§ WHAT TO WORK ON: Could you output each line of the data that follows exactly?
start MATERIAL TO PROCESS
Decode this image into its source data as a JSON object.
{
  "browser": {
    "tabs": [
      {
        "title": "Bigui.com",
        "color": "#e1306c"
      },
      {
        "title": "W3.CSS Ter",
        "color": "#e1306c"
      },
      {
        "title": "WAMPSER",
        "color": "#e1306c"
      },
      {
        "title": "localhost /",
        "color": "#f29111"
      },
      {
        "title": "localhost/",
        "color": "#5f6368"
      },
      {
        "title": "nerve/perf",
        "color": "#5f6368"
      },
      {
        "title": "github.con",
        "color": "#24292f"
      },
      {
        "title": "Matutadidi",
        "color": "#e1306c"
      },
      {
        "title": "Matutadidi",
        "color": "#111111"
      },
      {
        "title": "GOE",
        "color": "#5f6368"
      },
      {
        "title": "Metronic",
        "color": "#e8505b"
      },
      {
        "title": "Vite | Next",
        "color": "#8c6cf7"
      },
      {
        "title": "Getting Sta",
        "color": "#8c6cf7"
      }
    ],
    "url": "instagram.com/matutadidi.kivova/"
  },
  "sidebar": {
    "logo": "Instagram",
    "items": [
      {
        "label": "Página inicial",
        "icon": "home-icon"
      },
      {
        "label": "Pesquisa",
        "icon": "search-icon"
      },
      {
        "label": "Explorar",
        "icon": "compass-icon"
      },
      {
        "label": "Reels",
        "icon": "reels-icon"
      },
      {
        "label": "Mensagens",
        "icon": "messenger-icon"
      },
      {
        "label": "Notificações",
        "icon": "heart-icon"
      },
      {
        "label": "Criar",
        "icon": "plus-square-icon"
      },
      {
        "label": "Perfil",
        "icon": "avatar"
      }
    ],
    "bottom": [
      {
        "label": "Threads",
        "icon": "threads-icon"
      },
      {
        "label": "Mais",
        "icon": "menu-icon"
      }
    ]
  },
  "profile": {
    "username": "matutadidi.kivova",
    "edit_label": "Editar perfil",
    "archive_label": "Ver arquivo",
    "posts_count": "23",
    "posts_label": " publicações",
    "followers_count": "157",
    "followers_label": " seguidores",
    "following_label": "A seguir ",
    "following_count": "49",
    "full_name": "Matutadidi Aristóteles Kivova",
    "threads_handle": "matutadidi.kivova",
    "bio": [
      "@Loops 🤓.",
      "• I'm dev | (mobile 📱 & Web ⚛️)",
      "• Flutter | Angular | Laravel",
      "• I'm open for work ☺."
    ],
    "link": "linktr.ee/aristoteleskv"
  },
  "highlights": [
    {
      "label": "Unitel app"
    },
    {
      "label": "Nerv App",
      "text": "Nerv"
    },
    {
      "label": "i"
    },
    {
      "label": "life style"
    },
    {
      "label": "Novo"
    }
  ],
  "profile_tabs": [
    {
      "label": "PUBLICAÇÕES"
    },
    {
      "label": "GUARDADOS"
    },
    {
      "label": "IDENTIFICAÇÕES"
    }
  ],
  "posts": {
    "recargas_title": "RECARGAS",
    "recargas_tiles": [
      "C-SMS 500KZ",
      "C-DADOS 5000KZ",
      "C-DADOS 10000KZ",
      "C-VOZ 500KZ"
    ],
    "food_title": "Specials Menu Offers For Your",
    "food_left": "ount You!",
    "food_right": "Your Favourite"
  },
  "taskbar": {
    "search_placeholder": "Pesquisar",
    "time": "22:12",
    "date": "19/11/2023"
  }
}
end MATERIAL TO PROCESS
§ TASK OUTPUT:
Decode this image into its source data as a JSON object.
{
  "browser": {
    "tabs": [
      {
        "title": "Bigui.com",
        "color": "#e1306c"
      },
      {
        "title": "W3.CSS Ter",
        "color": "#e1306c"
      },
      {
        "title": "WAMPSER",
        "color": "#e1306c"
      },
      {
        "title": "localhost /",
        "color": "#f29111"
      },
      {
        "title": "localhost/",
        "color": "#5f6368"
      },
      {
        "title": "nerve/perf",
        "color": "#5f6368"
      },
      {
        "title": "github.con",
        "color": "#24292f"
      },
      {
        "title": "Matutadidi",
        "color": "#e1306c"
      },
      {
        "title": "Matutadidi",
        "color": "#111111"
      },
      {
        "title": "GOE",
        "color": "#5f6368"
      },
      {
        "title": "Metronic",
        "color": "#e8505b"
      },
      {
        "title": "Vite | Next",
        "color": "#8c6cf7"
      },
      {
        "title": "Getting Sta",
        "color": "#8c6cf7"
      }
    ],
    "url": "instagram.com/matutadidi.kivova/"
  },
  "sidebar": {
    "logo": "Instagram",
    "items": [
      {
        "label": "Página inicial",
        "icon": "home-icon"
      },
      {
        "label": "Pesquisa",
        "icon": "search-icon"
      },
      {
        "label": "Explorar",
        "icon": "compass-icon"
      },
      {
        "label": "Reels",
        "icon": "reels-icon"
      },
      {
        "label": "Mensagens",
        "icon": "messenger-icon"
      },
      {
        "label": "Notificações",
        "icon": "heart-icon"
      },
      {
        "label": "Criar",
        "icon": "plus-square-icon"
      },
      {
        "label": "Perfil",
        "icon": "avatar"
      }
    ],
    "bottom": [
      {
        "label": "Threads",
        "icon": "threads-icon"
      },
      {
        "label": "Mais",
        "icon": "menu-icon"
      }
    ]
  },
  "profile": {
    "username": "matutadidi.kivova",
    "edit_label": "Editar perfil",
    "archive_label": "Ver arquivo",
    "posts_count": "23",
    "posts_label": " publicações",
    "followers_count": "157",
    "followers_label": " seguidores",
    "following_label": "A seguir ",
    "following_count": "49",
    "full_name": "Matutadidi Aristóteles Kivova",
    "threads_handle": "matutadidi.kivova",
    "bio": [
      "@Loops 🤓.",
      "• I'm dev | (mobile 📱 & Web ⚛️)",
      "• Flutter | Angular | Laravel",
      "• I'm open for work ☺."
    ],
    "link": "linktr.ee/aristoteleskv"
  },
  "highlights": [
    {
      "label": "Unitel app"
    },
    {
      "label": "Nerv App",
      "text": "Nerv"
    },
    {
      "label": "i"
    },
    {
      "label": "life style"
    },
    {
      "label": "Novo"
    }
  ],
  "profile_tabs": [
    {
      "label": "PUBLICAÇÕES"
    },
    {
      "label": "GUARDADOS"
    },
    {
      "label": "IDENTIFICAÇÕES"
    }
  ],
  "posts": {
    "recargas_title": "RECARGAS",
    "recargas_tiles": [
      "C-SMS 500KZ",
      "C-DADOS 5000KZ",
      "C-DADOS 10000KZ",
      "C-VOZ 500KZ"
    ],
    "food_title": "Specials Menu Offers For Your",
    "food_left": "ount You!",
    "food_right": "Your Favourite"
  },
  "taskbar": {
    "search_placeholder": "Pesquisar",
    "time": "22:12",
    "date": "19/11/2023"
  }
}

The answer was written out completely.